(Data listing)
+--

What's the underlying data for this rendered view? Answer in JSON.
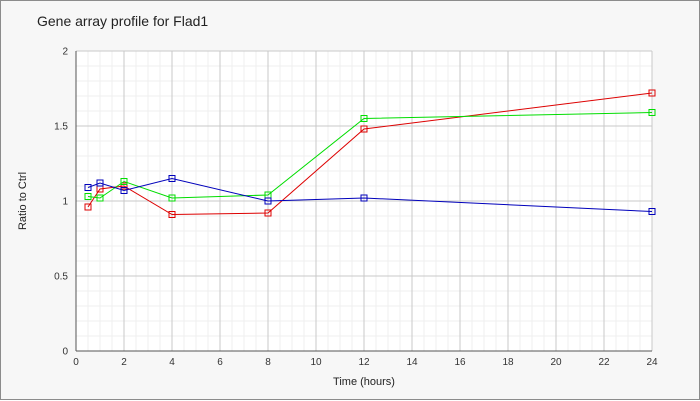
{
  "chart_data": {
    "type": "line",
    "title": "Gene array profile for Flad1",
    "xlabel": "Time (hours)",
    "ylabel": "Ratio to Ctrl",
    "xlim": [
      0,
      24
    ],
    "ylim": [
      0,
      2
    ],
    "x_ticks": [
      0,
      2,
      4,
      6,
      8,
      10,
      12,
      14,
      16,
      18,
      20,
      22,
      24
    ],
    "y_ticks": [
      0,
      0.5,
      1,
      1.5,
      2
    ],
    "y_tick_labels": [
      "0",
      "0.5",
      "1",
      "1.5",
      "2"
    ],
    "grid": true,
    "legend": "none",
    "marker": "square",
    "series": [
      {
        "color": "#dd0000",
        "x": [
          0.5,
          1,
          2,
          4,
          8,
          12,
          24
        ],
        "y": [
          0.96,
          1.08,
          1.1,
          0.91,
          0.92,
          1.48,
          1.72
        ]
      },
      {
        "color": "#00dd00",
        "x": [
          0.5,
          1,
          2,
          4,
          8,
          12,
          24
        ],
        "y": [
          1.03,
          1.02,
          1.13,
          1.02,
          1.04,
          1.55,
          1.59
        ]
      },
      {
        "color": "#0000bb",
        "x": [
          0.5,
          1,
          2,
          4,
          8,
          12,
          24
        ],
        "y": [
          1.09,
          1.12,
          1.07,
          1.15,
          1.0,
          1.02,
          0.93
        ]
      }
    ]
  }
}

+--

Print each record exactly as it stands, leaving the images out.

◆ **Result of the exercise**:
What's the underlying data for this rendered view? Answer in JSON.
{
  "chart_data": {
    "type": "line",
    "title": "Gene array profile for Flad1",
    "xlabel": "Time (hours)",
    "ylabel": "Ratio to Ctrl",
    "xlim": [
      0,
      24
    ],
    "ylim": [
      0,
      2
    ],
    "x_ticks": [
      0,
      2,
      4,
      6,
      8,
      10,
      12,
      14,
      16,
      18,
      20,
      22,
      24
    ],
    "y_ticks": [
      0,
      0.5,
      1,
      1.5,
      2
    ],
    "y_tick_labels": [
      "0",
      "0.5",
      "1",
      "1.5",
      "2"
    ],
    "grid": true,
    "legend": "none",
    "marker": "square",
    "series": [
      {
        "color": "#dd0000",
        "x": [
          0.5,
          1,
          2,
          4,
          8,
          12,
          24
        ],
        "y": [
          0.96,
          1.08,
          1.1,
          0.91,
          0.92,
          1.48,
          1.72
        ]
      },
      {
        "color": "#00dd00",
        "x": [
          0.5,
          1,
          2,
          4,
          8,
          12,
          24
        ],
        "y": [
          1.03,
          1.02,
          1.13,
          1.02,
          1.04,
          1.55,
          1.59
        ]
      },
      {
        "color": "#0000bb",
        "x": [
          0.5,
          1,
          2,
          4,
          8,
          12,
          24
        ],
        "y": [
          1.09,
          1.12,
          1.07,
          1.15,
          1.0,
          1.02,
          0.93
        ]
      }
    ]
  }
}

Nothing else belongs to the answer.